==== DATA
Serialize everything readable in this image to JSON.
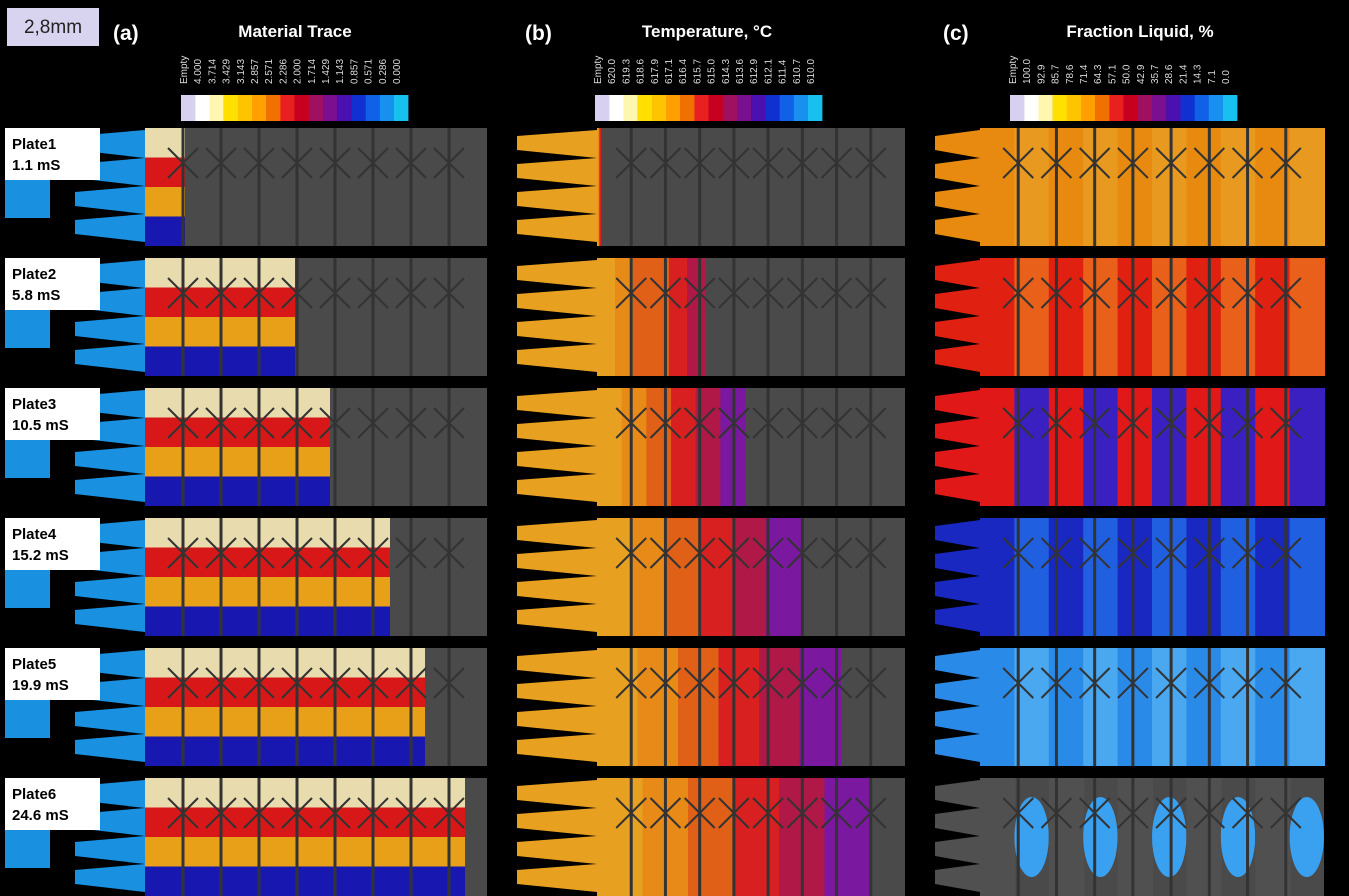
{
  "scale_label": "2,8mm",
  "panels": [
    {
      "letter": "(a)",
      "title": "Material Trace",
      "legend": [
        "Empty",
        "4.000",
        "3.714",
        "3.429",
        "3.143",
        "2.857",
        "2.571",
        "2.286",
        "2.000",
        "1.714",
        "1.429",
        "1.143",
        "0.857",
        "0.571",
        "0.286",
        "0.000"
      ]
    },
    {
      "letter": "(b)",
      "title": "Temperature, °C",
      "legend": [
        "Empty",
        "620.0",
        "619.3",
        "618.6",
        "617.9",
        "617.1",
        "616.4",
        "615.7",
        "615.0",
        "614.3",
        "613.6",
        "612.9",
        "612.1",
        "611.4",
        "610.7",
        "610.0"
      ]
    },
    {
      "letter": "(c)",
      "title": "Fraction Liquid, %",
      "legend": [
        "Empty",
        "100.0",
        "92.9",
        "85.7",
        "78.6",
        "71.4",
        "64.3",
        "57.1",
        "50.0",
        "42.9",
        "35.7",
        "28.6",
        "21.4",
        "14.3",
        "7.1",
        "0.0"
      ]
    }
  ],
  "rows": [
    {
      "plate": "Plate1",
      "time": "1.1 mS"
    },
    {
      "plate": "Plate2",
      "time": "5.8 mS"
    },
    {
      "plate": "Plate3",
      "time": "10.5 mS"
    },
    {
      "plate": "Plate4",
      "time": "15.2 mS"
    },
    {
      "plate": "Plate5",
      "time": "19.9 mS"
    },
    {
      "plate": "Plate6",
      "time": "24.6 mS"
    }
  ]
}
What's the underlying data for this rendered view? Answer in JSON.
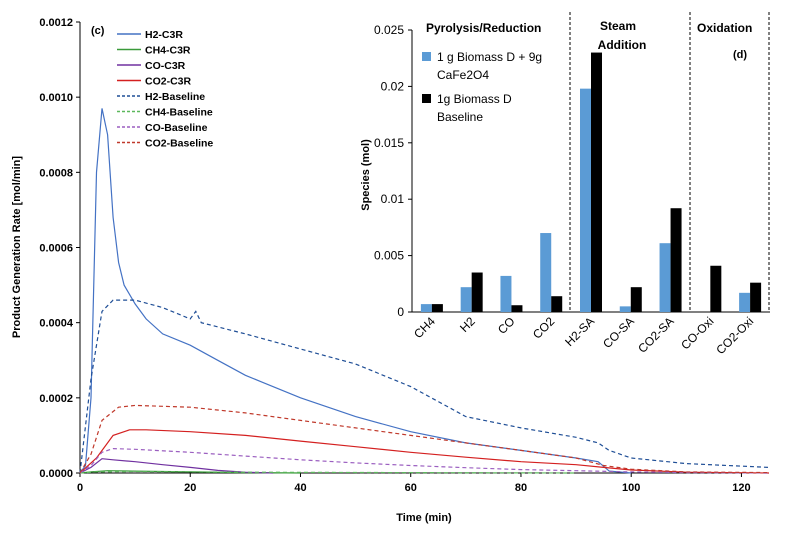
========
:: YOUR TASK ::
Only lines with the word "title" are wanted, so copy each one from the records.

:: RESULT FOR THIS TASK ::
      "title": "Material Trace",
      "title": "Temperature, °C",
      "title": "Fraction Liquid, %",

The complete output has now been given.